Written exercise:
Can the data below be echoed back word for word?

(Collected data)
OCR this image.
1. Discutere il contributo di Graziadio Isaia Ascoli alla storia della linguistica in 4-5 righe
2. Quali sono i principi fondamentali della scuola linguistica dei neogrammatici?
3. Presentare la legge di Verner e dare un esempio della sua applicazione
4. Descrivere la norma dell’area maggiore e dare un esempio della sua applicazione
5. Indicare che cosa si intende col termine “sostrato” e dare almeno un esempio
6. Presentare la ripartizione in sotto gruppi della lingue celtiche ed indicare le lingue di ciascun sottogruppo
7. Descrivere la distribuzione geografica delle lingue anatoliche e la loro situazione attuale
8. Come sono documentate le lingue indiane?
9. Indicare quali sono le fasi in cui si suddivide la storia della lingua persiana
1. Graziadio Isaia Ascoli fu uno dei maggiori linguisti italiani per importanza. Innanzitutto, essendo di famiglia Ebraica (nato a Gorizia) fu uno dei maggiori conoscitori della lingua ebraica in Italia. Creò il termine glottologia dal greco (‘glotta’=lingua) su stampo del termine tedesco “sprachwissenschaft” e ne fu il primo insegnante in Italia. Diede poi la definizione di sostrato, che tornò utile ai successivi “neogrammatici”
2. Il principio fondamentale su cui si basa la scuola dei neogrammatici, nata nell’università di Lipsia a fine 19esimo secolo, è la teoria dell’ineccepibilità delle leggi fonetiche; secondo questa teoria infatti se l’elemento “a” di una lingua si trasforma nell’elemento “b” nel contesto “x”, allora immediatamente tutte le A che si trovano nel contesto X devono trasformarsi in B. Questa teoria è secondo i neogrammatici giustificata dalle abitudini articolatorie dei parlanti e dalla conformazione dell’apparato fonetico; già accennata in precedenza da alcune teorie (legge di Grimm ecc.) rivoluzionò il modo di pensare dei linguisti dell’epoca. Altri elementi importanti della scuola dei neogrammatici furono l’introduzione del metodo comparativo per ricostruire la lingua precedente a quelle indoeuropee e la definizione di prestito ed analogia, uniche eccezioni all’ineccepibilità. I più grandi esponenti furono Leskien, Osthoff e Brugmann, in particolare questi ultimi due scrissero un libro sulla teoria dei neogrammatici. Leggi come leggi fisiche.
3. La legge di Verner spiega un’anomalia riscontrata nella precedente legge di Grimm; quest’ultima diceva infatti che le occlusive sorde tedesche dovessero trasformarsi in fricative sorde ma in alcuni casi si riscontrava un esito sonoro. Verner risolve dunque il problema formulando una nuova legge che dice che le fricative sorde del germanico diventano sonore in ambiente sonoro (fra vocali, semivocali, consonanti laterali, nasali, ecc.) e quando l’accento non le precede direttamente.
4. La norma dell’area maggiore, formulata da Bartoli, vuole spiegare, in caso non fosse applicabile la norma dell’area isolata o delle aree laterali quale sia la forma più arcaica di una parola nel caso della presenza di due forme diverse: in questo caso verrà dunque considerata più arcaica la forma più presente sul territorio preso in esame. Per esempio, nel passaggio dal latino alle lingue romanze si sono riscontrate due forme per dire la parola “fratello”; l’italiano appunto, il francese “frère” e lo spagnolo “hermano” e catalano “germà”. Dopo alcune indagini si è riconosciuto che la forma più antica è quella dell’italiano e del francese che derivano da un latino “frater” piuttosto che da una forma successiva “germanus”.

Complete response:
OCR this image.
1. Discutere il contributo di Graziadio Isaia Ascoli alla storia della linguistica in 4-5 righe
2. Quali sono i principi fondamentali della scuola linguistica dei neogrammatici?
3. Presentare la legge di Verner e dare un esempio della sua applicazione
4. Descrivere la norma dell’area maggiore e dare un esempio della sua applicazione
5. Indicare che cosa si intende col termine “sostrato” e dare almeno un esempio
6. Presentare la ripartizione in sotto gruppi della lingue celtiche ed indicare le lingue di ciascun sottogruppo
7. Descrivere la distribuzione geografica delle lingue anatoliche e la loro situazione attuale
8. Come sono documentate le lingue indiane?
9. Indicare quali sono le fasi in cui si suddivide la storia della lingua persiana
1. Graziadio Isaia Ascoli fu uno dei maggiori linguisti italiani per importanza. Innanzitutto, essendo di famiglia Ebraica (nato a Gorizia) fu uno dei maggiori conoscitori della lingua ebraica in Italia. Creò il termine glottologia dal greco (‘glotta’=lingua) su stampo del termine tedesco “sprachwissenschaft” e ne fu il primo insegnante in Italia. Diede poi la definizione di sostrato, che tornò utile ai successivi “neogrammatici”
2. Il principio fondamentale su cui si basa la scuola dei neogrammatici, nata nell’università di Lipsia a fine 19esimo secolo, è la teoria dell’ineccepibilità delle leggi fonetiche; secondo questa teoria infatti se l’elemento “a” di una lingua si trasforma nell’elemento “b” nel contesto “x”, allora immediatamente tutte le A che si trovano nel contesto X devono trasformarsi in B. Questa teoria è secondo i neogrammatici giustificata dalle abitudini articolatorie dei parlanti e dalla conformazione dell’apparato fonetico; già accennata in precedenza da alcune teorie (legge di Grimm ecc.) rivoluzionò il modo di pensare dei linguisti dell’epoca. Altri elementi importanti della scuola dei neogrammatici furono l’introduzione del metodo comparativo per ricostruire la lingua precedente a quelle indoeuropee e la definizione di prestito ed analogia, uniche eccezioni all’ineccepibilità. I più grandi esponenti furono Leskien, Osthoff e Brugmann, in particolare questi ultimi due scrissero un libro sulla teoria dei neogrammatici. Leggi come leggi fisiche.
3. La legge di Verner spiega un’anomalia riscontrata nella precedente legge di Grimm; quest’ultima diceva infatti che le occlusive sorde tedesche dovessero trasformarsi in fricative sorde ma in alcuni casi si riscontrava un esito sonoro. Verner risolve dunque il problema formulando una nuova legge che dice che le fricative sorde del germanico diventano sonore in ambiente sonoro (fra vocali, semivocali, consonanti laterali, nasali, ecc.) e quando l’accento non le precede direttamente.
4. La norma dell’area maggiore, formulata da Bartoli, vuole spiegare, in caso non fosse applicabile la norma dell’area isolata o delle aree laterali quale sia la forma più arcaica di una parola nel caso della presenza di due forme diverse: in questo caso verrà dunque considerata più arcaica la forma più presente sul territorio preso in esame. Per esempio, nel passaggio dal latino alle lingue romanze si sono riscontrate due forme per dire la parola “fratello”; l’italiano appunto, il francese “frère” e lo spagnolo “hermano” e catalano “germà”. Dopo alcune indagini si è riconosciuto che la forma più antica è quella dell’italiano e del francese che derivano da un latino “frater” piuttosto che da una forma successiva “germanus”.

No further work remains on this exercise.